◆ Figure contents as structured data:
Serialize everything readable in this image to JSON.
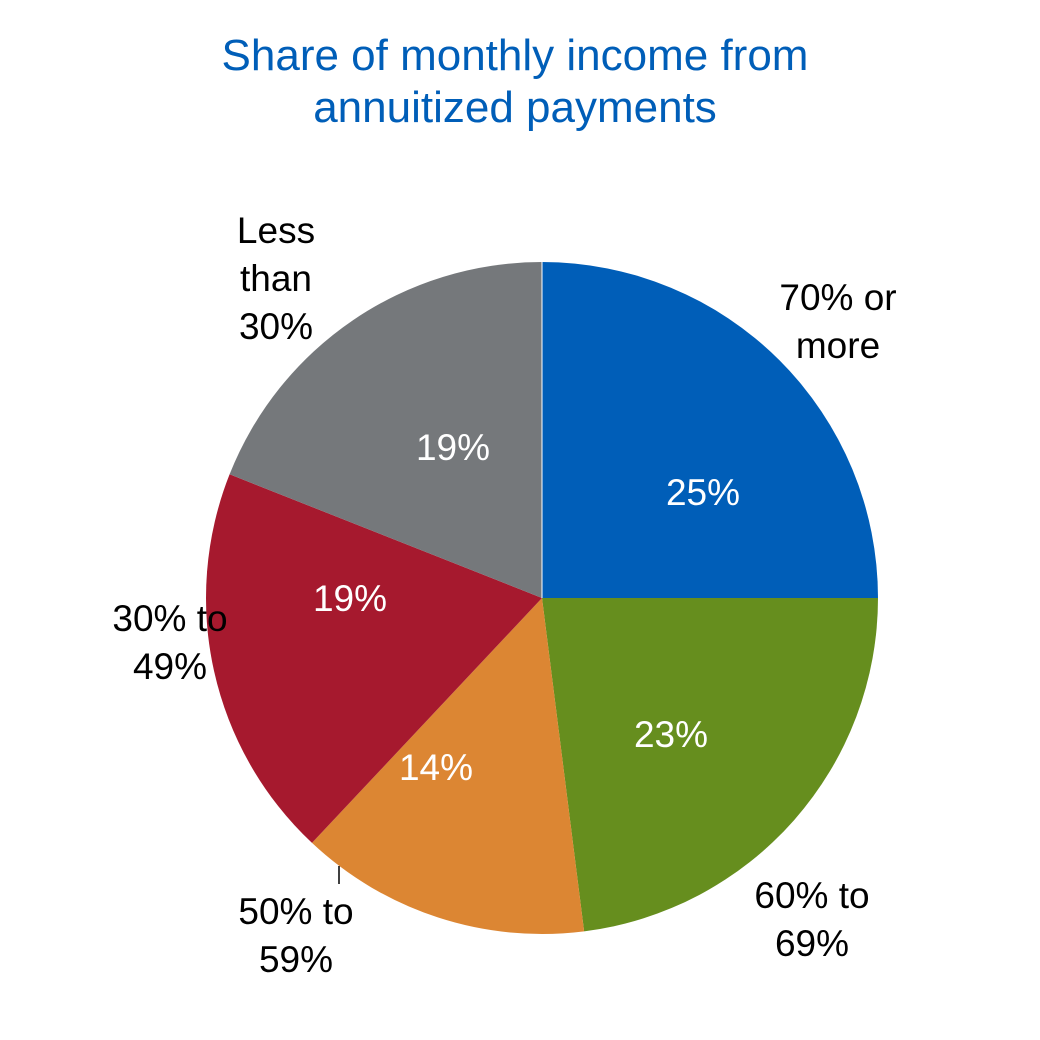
{
  "chart_data": {
    "type": "pie",
    "title": [
      "Share of monthly income from",
      "annuitized payments"
    ],
    "start": "12 o'clock, clockwise",
    "slices": [
      {
        "label": [
          "70% or",
          "more"
        ],
        "value": 25,
        "value_label": "25%",
        "color": "#005eb8"
      },
      {
        "label": [
          "60% to",
          "69%"
        ],
        "value": 23,
        "value_label": "23%",
        "color": "#668e1e"
      },
      {
        "label": [
          "50% to",
          "59%"
        ],
        "value": 14,
        "value_label": "14%",
        "color": "#dc8633"
      },
      {
        "label": [
          "30% to",
          "49%"
        ],
        "value": 19,
        "value_label": "19%",
        "color": "#a6192e"
      },
      {
        "label": [
          "Less",
          "than",
          "30%"
        ],
        "value": 19,
        "value_label": "19%",
        "color": "#75787b"
      }
    ],
    "legend": "none"
  }
}
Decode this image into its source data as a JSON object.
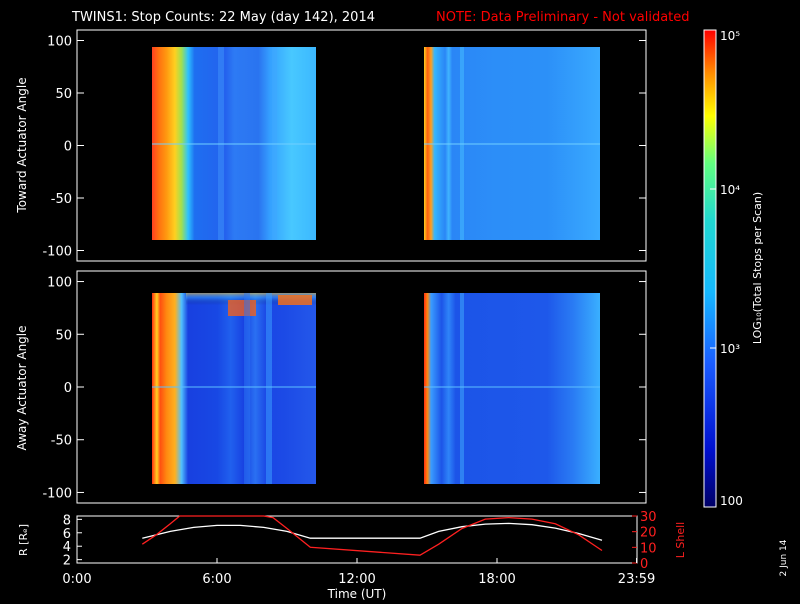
{
  "header": {
    "title": "TWINS1: Stop Counts: 22 May (day 142), 2014",
    "note": "NOTE: Data Preliminary - Not validated"
  },
  "footer_date": "2 Jun 14",
  "colors": {
    "background": "#000000",
    "note": "#ff0000",
    "foreground": "#ffffff",
    "l_shell": "#ff2020",
    "r_line": "#ffffff"
  },
  "chart_data": [
    {
      "type": "heatmap",
      "name": "toward-panel",
      "ylabel": "Toward Actuator Angle",
      "ylim": [
        -110,
        110
      ],
      "yticks": [
        100,
        50,
        0,
        -50,
        -100
      ],
      "xlim_hours": [
        0,
        24
      ],
      "intervals": [
        {
          "start_hours": 2.8,
          "end_hours": 10.0,
          "angle_range": [
            -88,
            90
          ]
        },
        {
          "start_hours": 14.7,
          "end_hours": 22.5,
          "angle_range": [
            -88,
            90
          ]
        }
      ]
    },
    {
      "type": "heatmap",
      "name": "away-panel",
      "ylabel": "Away Actuator Angle",
      "ylim": [
        -110,
        110
      ],
      "yticks": [
        100,
        50,
        0,
        -50,
        -100
      ],
      "xlim_hours": [
        0,
        24
      ],
      "intervals": [
        {
          "start_hours": 2.8,
          "end_hours": 10.0,
          "angle_range": [
            -88,
            90
          ]
        },
        {
          "start_hours": 14.7,
          "end_hours": 22.5,
          "angle_range": [
            -88,
            90
          ]
        }
      ]
    },
    {
      "type": "line",
      "name": "ephemeris-panel",
      "ylabel_left": "R [Rₑ]",
      "ylabel_right": "L Shell",
      "xlabel": "Time (UT)",
      "xtick_labels": [
        "0:00",
        "6:00",
        "12:00",
        "18:00",
        "23:59"
      ],
      "xtick_hours": [
        0,
        6,
        12,
        18,
        23.98
      ],
      "left_ylim": [
        1.5,
        8.5
      ],
      "left_yticks": [
        2,
        4,
        6,
        8
      ],
      "right_ylim": [
        0,
        30
      ],
      "right_yticks": [
        30,
        20,
        10,
        0
      ],
      "series": [
        {
          "axis": "left",
          "x_hours": [
            2.8,
            4,
            5,
            6,
            7,
            8,
            9,
            10,
            11,
            12,
            13,
            14,
            14.7,
            15.5,
            16.5,
            17.5,
            18.5,
            19.5,
            20.5,
            21.5,
            22.5
          ],
          "values": [
            5.2,
            6.2,
            6.8,
            7.1,
            7.1,
            6.8,
            6.2,
            5.2,
            5.2,
            5.2,
            5.2,
            5.2,
            5.2,
            6.2,
            6.9,
            7.3,
            7.4,
            7.2,
            6.7,
            5.9,
            4.9
          ]
        },
        {
          "axis": "right",
          "x_hours": [
            2.8,
            3.4,
            4.0,
            4.4,
            8.0,
            8.4,
            9.0,
            10.0,
            14.7,
            15.5,
            16.5,
            17.5,
            18.5,
            19.5,
            20.5,
            21.5,
            22.5
          ],
          "values": [
            12,
            18,
            25,
            31,
            31,
            29,
            22,
            10,
            5,
            12,
            22,
            28,
            29,
            28,
            25,
            18,
            8
          ]
        }
      ]
    },
    {
      "type": "heatmap",
      "name": "colorbar",
      "scale": "log",
      "range": [
        100,
        100000
      ],
      "tick_labels": [
        "100",
        "10³",
        "10⁴",
        "10⁵"
      ],
      "tick_values": [
        100,
        1000,
        10000,
        100000
      ],
      "label": "LOG₁₀(Total Stops per Scan)"
    }
  ]
}
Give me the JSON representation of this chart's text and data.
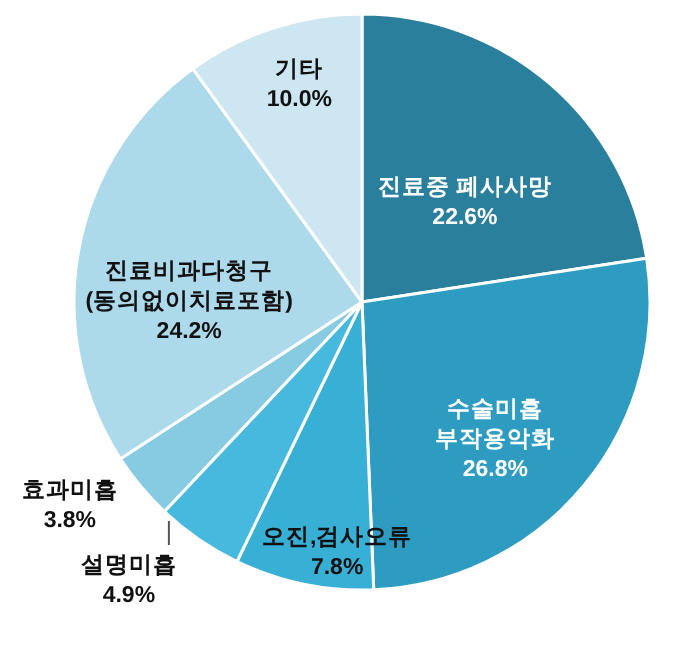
{
  "chart_data": {
    "type": "pie",
    "categories": [
      "진료중 폐사사망",
      "수술미흡\n부작용악화",
      "오진,검사오류",
      "설명미흡",
      "효과미흡",
      "진료비과다청구\n(동의없이치료포함)",
      "기타"
    ],
    "values": [
      22.6,
      26.8,
      7.8,
      4.9,
      3.8,
      24.2,
      10.0
    ],
    "value_labels": [
      "22.6%",
      "26.8%",
      "7.8%",
      "4.9%",
      "3.8%",
      "24.2%",
      "10.0%"
    ],
    "colors": [
      "#2a7f9c",
      "#2e9cc0",
      "#38b0d6",
      "#48b9de",
      "#86cbe2",
      "#acdaeb",
      "#cce7f1"
    ],
    "legend": false
  }
}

◆ Stated task: Where a line in the material contains "JSON", copy that line.

◆ Task result:
Serialize everything readable in this image to JSON.
Decode this image into its source data as a JSON object.
Give me the JSON representation of this chart's text and data.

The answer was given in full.